Description of the task: Below are some records. Quote exactly the lines from the one that contains "What data populates" through the last, both included, and leave out the pictures.

[Records that describe figures]
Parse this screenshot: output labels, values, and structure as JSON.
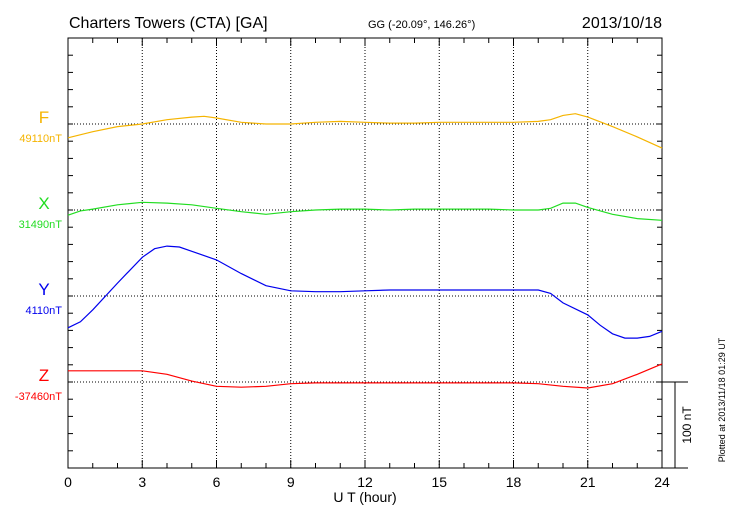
{
  "header": {
    "station": "Charters Towers (CTA)  [GA]",
    "coords": "GG (-20.09°, 146.26°)",
    "date": "2013/10/18"
  },
  "footer": {
    "plotted": "Plotted at 2013/11/18 01:29 UT"
  },
  "chart_data": {
    "type": "line",
    "title": "Charters Towers (CTA)  [GA]",
    "xlabel": "U T (hour)",
    "xlim": [
      0,
      24
    ],
    "xticks": [
      "0",
      "3",
      "6",
      "9",
      "12",
      "15",
      "18",
      "21",
      "24"
    ],
    "scale_label": "100 nT",
    "scale_nT": 100,
    "series": [
      {
        "name": "F",
        "baseline_label": "49110nT",
        "color": "#f5b400",
        "points": [
          [
            0,
            -16
          ],
          [
            1,
            -9
          ],
          [
            2,
            -3
          ],
          [
            3,
            0
          ],
          [
            4,
            5
          ],
          [
            5,
            8
          ],
          [
            5.5,
            9
          ],
          [
            6,
            7
          ],
          [
            7,
            2
          ],
          [
            8,
            0
          ],
          [
            9,
            0
          ],
          [
            10,
            2
          ],
          [
            11,
            3
          ],
          [
            12,
            2
          ],
          [
            13,
            1
          ],
          [
            14,
            1
          ],
          [
            15,
            2
          ],
          [
            16,
            2
          ],
          [
            17,
            2
          ],
          [
            18,
            2
          ],
          [
            19,
            3
          ],
          [
            19.5,
            5
          ],
          [
            20,
            10
          ],
          [
            20.5,
            12
          ],
          [
            21,
            8
          ],
          [
            22,
            -3
          ],
          [
            23,
            -15
          ],
          [
            24,
            -28
          ]
        ]
      },
      {
        "name": "X",
        "baseline_label": "31490nT",
        "color": "#22dd22",
        "points": [
          [
            0,
            -6
          ],
          [
            0.5,
            -1
          ],
          [
            1,
            1
          ],
          [
            2,
            6
          ],
          [
            3,
            9
          ],
          [
            4,
            8
          ],
          [
            5,
            6
          ],
          [
            6,
            2
          ],
          [
            7,
            -2
          ],
          [
            8,
            -5
          ],
          [
            9,
            -2
          ],
          [
            10,
            0
          ],
          [
            11,
            1
          ],
          [
            12,
            1
          ],
          [
            13,
            0
          ],
          [
            14,
            1
          ],
          [
            15,
            1
          ],
          [
            16,
            1
          ],
          [
            17,
            1
          ],
          [
            18,
            0
          ],
          [
            19,
            0
          ],
          [
            19.5,
            2
          ],
          [
            20,
            8
          ],
          [
            20.5,
            8
          ],
          [
            21,
            3
          ],
          [
            22,
            -5
          ],
          [
            23,
            -10
          ],
          [
            24,
            -12
          ]
        ]
      },
      {
        "name": "Y",
        "baseline_label": "4110nT",
        "color": "#0000ee",
        "points": [
          [
            0,
            -37
          ],
          [
            0.5,
            -30
          ],
          [
            1,
            -16
          ],
          [
            2,
            15
          ],
          [
            3,
            45
          ],
          [
            3.5,
            55
          ],
          [
            4,
            58
          ],
          [
            4.5,
            57
          ],
          [
            5,
            52
          ],
          [
            6,
            42
          ],
          [
            7,
            26
          ],
          [
            8,
            12
          ],
          [
            9,
            6
          ],
          [
            10,
            5
          ],
          [
            11,
            5
          ],
          [
            12,
            6
          ],
          [
            13,
            7
          ],
          [
            14,
            7
          ],
          [
            15,
            7
          ],
          [
            16,
            7
          ],
          [
            17,
            7
          ],
          [
            18,
            7
          ],
          [
            19,
            7
          ],
          [
            19.5,
            3
          ],
          [
            20,
            -8
          ],
          [
            21,
            -22
          ],
          [
            21.5,
            -34
          ],
          [
            22,
            -44
          ],
          [
            22.5,
            -49
          ],
          [
            23,
            -49
          ],
          [
            23.5,
            -47
          ],
          [
            24,
            -41
          ]
        ]
      },
      {
        "name": "Z",
        "baseline_label": "-37460nT",
        "color": "#ff0000",
        "points": [
          [
            0,
            13
          ],
          [
            1,
            13
          ],
          [
            2,
            13
          ],
          [
            3,
            13
          ],
          [
            4,
            9
          ],
          [
            5,
            1
          ],
          [
            6,
            -5
          ],
          [
            7,
            -6
          ],
          [
            8,
            -5
          ],
          [
            9,
            -2
          ],
          [
            10,
            -1
          ],
          [
            12,
            -1
          ],
          [
            14,
            -1
          ],
          [
            16,
            -1
          ],
          [
            18,
            -1
          ],
          [
            19,
            -2
          ],
          [
            20,
            -5
          ],
          [
            21,
            -7
          ],
          [
            22,
            -2
          ],
          [
            23,
            9
          ],
          [
            24,
            21
          ]
        ]
      }
    ]
  }
}
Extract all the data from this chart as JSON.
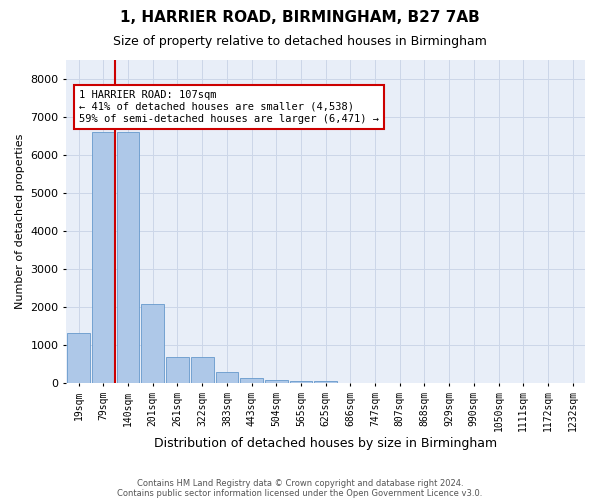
{
  "title1": "1, HARRIER ROAD, BIRMINGHAM, B27 7AB",
  "title2": "Size of property relative to detached houses in Birmingham",
  "xlabel": "Distribution of detached houses by size in Birmingham",
  "ylabel": "Number of detached properties",
  "footnote1": "Contains HM Land Registry data © Crown copyright and database right 2024.",
  "footnote2": "Contains public sector information licensed under the Open Government Licence v3.0.",
  "categories": [
    "19sqm",
    "79sqm",
    "140sqm",
    "201sqm",
    "261sqm",
    "322sqm",
    "383sqm",
    "443sqm",
    "504sqm",
    "565sqm",
    "625sqm",
    "686sqm",
    "747sqm",
    "807sqm",
    "868sqm",
    "929sqm",
    "990sqm",
    "1050sqm",
    "1111sqm",
    "1172sqm",
    "1232sqm"
  ],
  "values": [
    1300,
    6600,
    6600,
    2080,
    680,
    680,
    270,
    130,
    80,
    50,
    50,
    0,
    0,
    0,
    0,
    0,
    0,
    0,
    0,
    0,
    0
  ],
  "bar_color": "#aec8e8",
  "bar_edge_color": "#6699cc",
  "highlight_color": "#cc0000",
  "annotation_text1": "1 HARRIER ROAD: 107sqm",
  "annotation_text2": "← 41% of detached houses are smaller (4,538)",
  "annotation_text3": "59% of semi-detached houses are larger (6,471) →",
  "vline_bar_index": 1,
  "ylim": [
    0,
    8500
  ],
  "yticks": [
    0,
    1000,
    2000,
    3000,
    4000,
    5000,
    6000,
    7000,
    8000
  ],
  "grid_color": "#ccd6e8",
  "bg_color": "#e8eef8",
  "annotation_box_edge_color": "#cc0000",
  "annotation_fontsize": 7.5,
  "title1_fontsize": 11,
  "title2_fontsize": 9,
  "xlabel_fontsize": 9,
  "ylabel_fontsize": 8,
  "tick_fontsize": 7,
  "ytick_fontsize": 8
}
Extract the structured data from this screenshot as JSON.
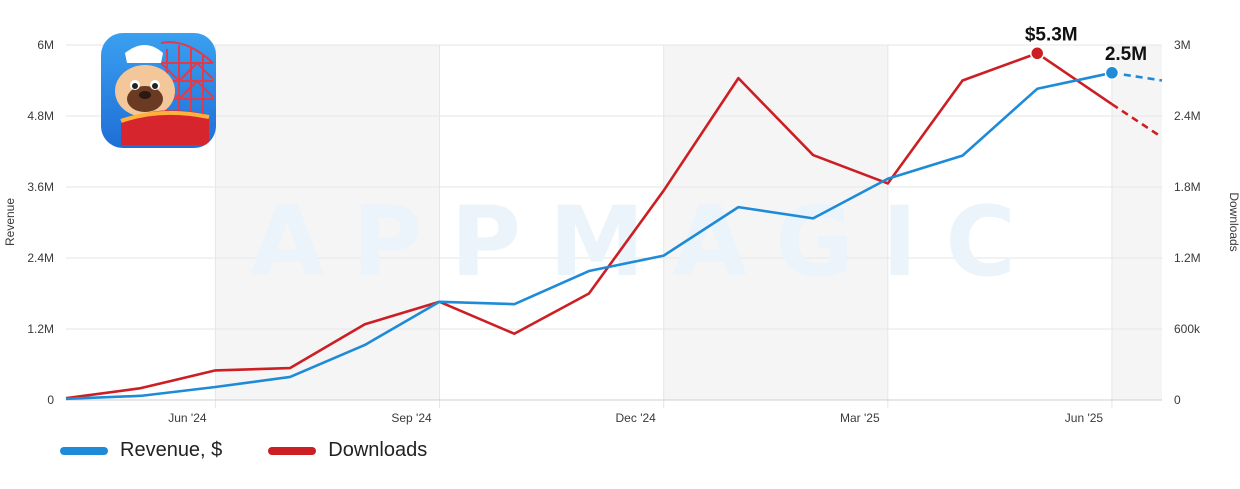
{
  "watermark": "APPMAGIC",
  "colors": {
    "revenue": "#1e8bd8",
    "downloads": "#cc1f24",
    "grid": "#e6e6e6",
    "shade": "#f5f5f5"
  },
  "app_icon": {
    "icon": "pug-rollercoaster-app-icon"
  },
  "chart_data": {
    "type": "line",
    "x": [
      "Apr '24",
      "May '24",
      "Jun '24",
      "Jul '24",
      "Aug '24",
      "Sep '24",
      "Oct '24",
      "Nov '24",
      "Dec '24",
      "Jan '25",
      "Feb '25",
      "Mar '25",
      "Apr '25",
      "May '25",
      "Jun '25",
      "Jul '25"
    ],
    "x_ticks": [
      "Jun '24",
      "Sep '24",
      "Dec '24",
      "Mar '25",
      "Jun '25"
    ],
    "series": [
      {
        "name": "Revenue, $",
        "axis": "left",
        "color": "#1e8bd8",
        "values": [
          0.02,
          0.07,
          0.22,
          0.39,
          0.93,
          1.66,
          1.62,
          2.18,
          2.44,
          3.26,
          3.07,
          3.74,
          4.13,
          5.26,
          5.53,
          null
        ],
        "forecast": {
          "from": "Jun '25",
          "to_value": 5.4
        }
      },
      {
        "name": "Downloads",
        "axis": "right",
        "color": "#cc1f24",
        "values": [
          0.015,
          0.1,
          0.25,
          0.27,
          0.64,
          0.83,
          0.56,
          0.9,
          1.77,
          2.72,
          2.07,
          1.83,
          2.7,
          2.93,
          2.5,
          null
        ],
        "forecast": {
          "from": "Jun '25",
          "to_value": 2.22
        }
      }
    ],
    "left_axis": {
      "title": "Revenue",
      "ticks": [
        "0",
        "1.2M",
        "2.4M",
        "3.6M",
        "4.8M",
        "6M"
      ],
      "range": [
        0,
        6
      ]
    },
    "right_axis": {
      "title": "Downloads",
      "ticks": [
        "0",
        "600k",
        "1.2M",
        "1.8M",
        "2.4M",
        "3M"
      ],
      "range": [
        0,
        3
      ]
    },
    "callouts": [
      {
        "label": "$5.3M",
        "series": "Downloads",
        "x": "May '25"
      },
      {
        "label": "2.5M",
        "series": "Revenue, $",
        "x": "Jun '25"
      }
    ],
    "grid": true,
    "legend_position": "bottom-left"
  },
  "legend": [
    {
      "label": "Revenue, $",
      "color": "#1e8bd8"
    },
    {
      "label": "Downloads",
      "color": "#cc1f24"
    }
  ]
}
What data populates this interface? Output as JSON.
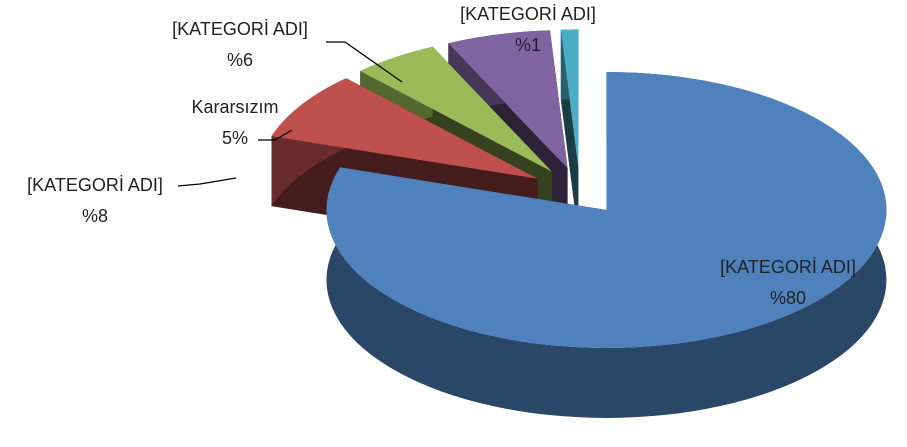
{
  "chart_data": {
    "type": "pie",
    "categories": [
      "[KATEGORİ ADI]",
      "[KATEGORİ ADI]",
      "Kararsızım",
      "[KATEGORİ ADI]",
      "[KATEGORİ ADI]"
    ],
    "values": [
      80,
      8,
      5,
      6,
      1
    ],
    "value_labels": [
      "%80",
      "%8",
      "5%",
      "%6",
      "%1"
    ],
    "colors": [
      "#4f81bd",
      "#c0504d",
      "#9bbb59",
      "#8064a2",
      "#4bacc6"
    ]
  }
}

Task response:
What data populates this interface? Output as JSON.
{
  "chart_data": {
    "type": "pie",
    "categories": [
      "[KATEGORİ ADI]",
      "[KATEGORİ ADI]",
      "Kararsızım",
      "[KATEGORİ ADI]",
      "[KATEGORİ ADI]"
    ],
    "values": [
      80,
      8,
      5,
      6,
      1
    ],
    "value_labels": [
      "%80",
      "%8",
      "5%",
      "%6",
      "%1"
    ],
    "colors": [
      "#4f81bd",
      "#c0504d",
      "#9bbb59",
      "#8064a2",
      "#4bacc6"
    ]
  }
}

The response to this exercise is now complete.